## start Data provided
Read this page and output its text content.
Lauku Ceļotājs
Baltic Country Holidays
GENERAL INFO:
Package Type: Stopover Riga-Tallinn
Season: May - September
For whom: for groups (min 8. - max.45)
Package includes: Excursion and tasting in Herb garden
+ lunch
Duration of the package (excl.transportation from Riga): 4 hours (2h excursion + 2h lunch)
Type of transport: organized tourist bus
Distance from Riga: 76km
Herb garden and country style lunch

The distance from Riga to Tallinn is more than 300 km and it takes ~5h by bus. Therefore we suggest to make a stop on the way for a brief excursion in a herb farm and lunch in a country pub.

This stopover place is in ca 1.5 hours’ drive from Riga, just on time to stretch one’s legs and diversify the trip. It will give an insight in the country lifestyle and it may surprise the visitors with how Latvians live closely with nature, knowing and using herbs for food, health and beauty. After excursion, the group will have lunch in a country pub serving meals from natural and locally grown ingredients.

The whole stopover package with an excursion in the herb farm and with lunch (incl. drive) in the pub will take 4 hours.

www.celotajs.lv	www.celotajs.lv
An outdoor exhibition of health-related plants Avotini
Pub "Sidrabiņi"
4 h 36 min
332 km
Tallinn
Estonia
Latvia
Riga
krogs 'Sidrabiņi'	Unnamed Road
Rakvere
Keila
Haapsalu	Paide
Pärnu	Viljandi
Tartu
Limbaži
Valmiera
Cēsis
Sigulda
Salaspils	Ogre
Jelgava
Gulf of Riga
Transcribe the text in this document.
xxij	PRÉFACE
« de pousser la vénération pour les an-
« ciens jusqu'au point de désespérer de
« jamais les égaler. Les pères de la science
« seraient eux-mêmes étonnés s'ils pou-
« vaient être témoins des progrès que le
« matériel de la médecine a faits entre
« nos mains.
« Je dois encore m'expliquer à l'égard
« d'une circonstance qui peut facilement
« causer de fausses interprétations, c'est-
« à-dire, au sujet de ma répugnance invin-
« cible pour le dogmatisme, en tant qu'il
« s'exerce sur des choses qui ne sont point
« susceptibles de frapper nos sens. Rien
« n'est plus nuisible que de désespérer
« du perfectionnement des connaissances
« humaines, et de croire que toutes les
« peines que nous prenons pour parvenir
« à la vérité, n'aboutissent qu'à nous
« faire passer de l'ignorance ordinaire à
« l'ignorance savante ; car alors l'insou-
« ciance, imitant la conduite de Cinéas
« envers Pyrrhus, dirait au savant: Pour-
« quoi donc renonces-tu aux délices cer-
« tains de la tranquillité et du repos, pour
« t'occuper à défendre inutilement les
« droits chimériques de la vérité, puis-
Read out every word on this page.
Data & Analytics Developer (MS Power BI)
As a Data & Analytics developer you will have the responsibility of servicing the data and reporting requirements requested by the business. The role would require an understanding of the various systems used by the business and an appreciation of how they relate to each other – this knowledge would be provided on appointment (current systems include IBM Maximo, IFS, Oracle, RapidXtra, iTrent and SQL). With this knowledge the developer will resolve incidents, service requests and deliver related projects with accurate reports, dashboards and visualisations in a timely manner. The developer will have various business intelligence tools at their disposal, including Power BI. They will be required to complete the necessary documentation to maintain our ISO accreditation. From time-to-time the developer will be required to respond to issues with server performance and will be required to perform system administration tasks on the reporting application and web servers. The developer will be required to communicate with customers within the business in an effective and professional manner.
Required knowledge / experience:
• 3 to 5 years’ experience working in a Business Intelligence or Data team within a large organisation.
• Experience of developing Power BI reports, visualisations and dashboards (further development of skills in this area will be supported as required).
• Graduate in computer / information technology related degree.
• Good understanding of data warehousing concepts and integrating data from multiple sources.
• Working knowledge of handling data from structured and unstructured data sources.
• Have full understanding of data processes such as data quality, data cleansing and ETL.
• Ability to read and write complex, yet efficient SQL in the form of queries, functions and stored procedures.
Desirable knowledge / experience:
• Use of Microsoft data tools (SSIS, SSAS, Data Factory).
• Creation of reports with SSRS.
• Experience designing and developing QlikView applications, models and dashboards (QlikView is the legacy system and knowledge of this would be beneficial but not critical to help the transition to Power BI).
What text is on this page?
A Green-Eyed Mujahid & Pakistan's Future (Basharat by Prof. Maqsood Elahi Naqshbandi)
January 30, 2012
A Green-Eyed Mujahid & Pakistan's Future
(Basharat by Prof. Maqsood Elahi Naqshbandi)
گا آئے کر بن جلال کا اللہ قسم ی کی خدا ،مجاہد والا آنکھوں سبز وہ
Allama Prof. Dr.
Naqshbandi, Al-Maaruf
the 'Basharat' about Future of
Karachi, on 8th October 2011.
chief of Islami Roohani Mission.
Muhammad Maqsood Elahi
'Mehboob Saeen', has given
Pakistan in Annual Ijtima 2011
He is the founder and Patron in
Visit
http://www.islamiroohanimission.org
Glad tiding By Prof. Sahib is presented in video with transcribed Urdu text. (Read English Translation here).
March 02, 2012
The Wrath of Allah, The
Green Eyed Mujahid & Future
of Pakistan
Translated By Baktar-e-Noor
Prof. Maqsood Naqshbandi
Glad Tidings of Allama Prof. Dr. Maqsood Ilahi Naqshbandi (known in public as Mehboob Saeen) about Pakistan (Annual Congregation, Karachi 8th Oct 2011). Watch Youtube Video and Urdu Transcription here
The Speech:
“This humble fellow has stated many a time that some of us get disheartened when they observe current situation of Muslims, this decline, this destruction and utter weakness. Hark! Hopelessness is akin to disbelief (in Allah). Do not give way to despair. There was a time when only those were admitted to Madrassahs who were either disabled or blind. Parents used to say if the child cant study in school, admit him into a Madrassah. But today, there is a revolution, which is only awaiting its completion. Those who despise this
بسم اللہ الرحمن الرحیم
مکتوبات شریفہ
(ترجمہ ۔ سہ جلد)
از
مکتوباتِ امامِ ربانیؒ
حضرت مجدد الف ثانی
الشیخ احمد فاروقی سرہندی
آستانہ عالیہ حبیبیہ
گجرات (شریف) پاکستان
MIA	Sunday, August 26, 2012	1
## end Data provided
Task description: Reproduce the data in its entirety, matching each character.

Written response:
Read this page and output its text content.
Lauku Ceļotājs
Baltic Country Holidays
GENERAL INFO:
Package Type: Stopover Riga-Tallinn
Season: May - September
For whom: for groups (min 8. - max.45)
Package includes: Excursion and tasting in Herb garden
+ lunch
Duration of the package (excl.transportation from Riga): 4 hours (2h excursion + 2h lunch)
Type of transport: organized tourist bus
Distance from Riga: 76km
Herb garden and country style lunch

The distance from Riga to Tallinn is more than 300 km and it takes ~5h by bus. Therefore we suggest to make a stop on the way for a brief excursion in a herb farm and lunch in a country pub.

This stopover place is in ca 1.5 hours’ drive from Riga, just on time to stretch one’s legs and diversify the trip. It will give an insight in the country lifestyle and it may surprise the visitors with how Latvians live closely with nature, knowing and using herbs for food, health and beauty. After excursion, the group will have lunch in a country pub serving meals from natural and locally grown ingredients.

The whole stopover package with an excursion in the herb farm and with lunch (incl. drive) in the pub will take 4 hours.

www.celotajs.lv	www.celotajs.lv
An outdoor exhibition of health-related plants Avotini
Pub "Sidrabiņi"
4 h 36 min
332 km
Tallinn
Estonia
Latvia
Riga
krogs 'Sidrabiņi'	Unnamed Road
Rakvere
Keila
Haapsalu	Paide
Pärnu	Viljandi
Tartu
Limbaži
Valmiera
Cēsis
Sigulda
Salaspils	Ogre
Jelgava
Gulf of Riga
Transcribe the text in this document.
xxij	PRÉFACE
« de pousser la vénération pour les an-
« ciens jusqu'au point de désespérer de
« jamais les égaler. Les pères de la science
« seraient eux-mêmes étonnés s'ils pou-
« vaient être témoins des progrès que le
« matériel de la médecine a faits entre
« nos mains.
« Je dois encore m'expliquer à l'égard
« d'une circonstance qui peut facilement
« causer de fausses interprétations, c'est-
« à-dire, au sujet de ma répugnance invin-
« cible pour le dogmatisme, en tant qu'il
« s'exerce sur des choses qui ne sont point
« susceptibles de frapper nos sens. Rien
« n'est plus nuisible que de désespérer
« du perfectionnement des connaissances
« humaines, et de croire que toutes les
« peines que nous prenons pour parvenir
« à la vérité, n'aboutissent qu'à nous
« faire passer de l'ignorance ordinaire à
« l'ignorance savante ; car alors l'insou-
« ciance, imitant la conduite de Cinéas
« envers Pyrrhus, dirait au savant: Pour-
« quoi donc renonces-tu aux délices cer-
« tains de la tranquillité et du repos, pour
« t'occuper à défendre inutilement les
« droits chimériques de la vérité, puis-
Read out every word on this page.
Data & Analytics Developer (MS Power BI)
As a Data & Analytics developer you will have the responsibility of servicing the data and reporting requirements requested by the business. The role would require an understanding of the various systems used by the business and an appreciation of how they relate to each other – this knowledge would be provided on appointment (current systems include IBM Maximo, IFS, Oracle, RapidXtra, iTrent and SQL). With this knowledge the developer will resolve incidents, service requests and deliver related projects with accurate reports, dashboards and visualisations in a timely manner. The developer will have various business intelligence tools at their disposal, including Power BI. They will be required to complete the necessary documentation to maintain our ISO accreditation. From time-to-time the developer will be required to respond to issues with server performance and will be required to perform system administration tasks on the reporting application and web servers. The developer will be required to communicate with customers within the business in an effective and professional manner.
Required knowledge / experience:
• 3 to 5 years’ experience working in a Business Intelligence or Data team within a large organisation.
• Experience of developing Power BI reports, visualisations and dashboards (further development of skills in this area will be supported as required).
• Graduate in computer / information technology related degree.
• Good understanding of data warehousing concepts and integrating data from multiple sources.
• Working knowledge of handling data from structured and unstructured data sources.
• Have full understanding of data processes such as data quality, data cleansing and ETL.
• Ability to read and write complex, yet efficient SQL in the form of queries, functions and stored procedures.
Desirable knowledge / experience:
• Use of Microsoft data tools (SSIS, SSAS, Data Factory).
• Creation of reports with SSRS.
• Experience designing and developing QlikView applications, models and dashboards (QlikView is the legacy system and knowledge of this would be beneficial but not critical to help the transition to Power BI).
What text is on this page?
A Green-Eyed Mujahid & Pakistan's Future (Basharat by Prof. Maqsood Elahi Naqshbandi)
January 30, 2012
A Green-Eyed Mujahid & Pakistan's Future
(Basharat by Prof. Maqsood Elahi Naqshbandi)
گا آئے کر بن جلال کا اللہ قسم ی کی خدا ،مجاہد والا آنکھوں سبز وہ
Allama Prof. Dr.
Naqshbandi, Al-Maaruf
the 'Basharat' about Future of
Karachi, on 8th October 2011.
chief of Islami Roohani Mission.
Muhammad Maqsood Elahi
'Mehboob Saeen', has given
Pakistan in Annual Ijtima 2011
He is the founder and Patron in
Visit
http://www.islamiroohanimission.org
Glad tiding By Prof. Sahib is presented in video with transcribed Urdu text. (Read English Translation here).
March 02, 2012
The Wrath of Allah, The
Green Eyed Mujahid & Future
of Pakistan
Translated By Baktar-e-Noor
Prof. Maqsood Naqshbandi
Glad Tidings of Allama Prof. Dr. Maqsood Ilahi Naqshbandi (known in public as Mehboob Saeen) about Pakistan (Annual Congregation, Karachi 8th Oct 2011). Watch Youtube Video and Urdu Transcription here
The Speech:
“This humble fellow has stated many a time that some of us get disheartened when they observe current situation of Muslims, this decline, this destruction and utter weakness. Hark! Hopelessness is akin to disbelief (in Allah). Do not give way to despair. There was a time when only those were admitted to Madrassahs who were either disabled or blind. Parents used to say if the child cant study in school, admit him into a Madrassah. But today, there is a revolution, which is only awaiting its completion. Those who despise this
بسم اللہ الرحمن الرحیم
مکتوبات شریفہ
(ترجمہ ۔ سہ جلد)
از
مکتوباتِ امامِ ربانیؒ
حضرت مجدد الف ثانی
الشیخ احمد فاروقی سرہندی
آستانہ عالیہ حبیبیہ
گجرات (شریف) پاکستان
MIA	Sunday, August 26, 2012	1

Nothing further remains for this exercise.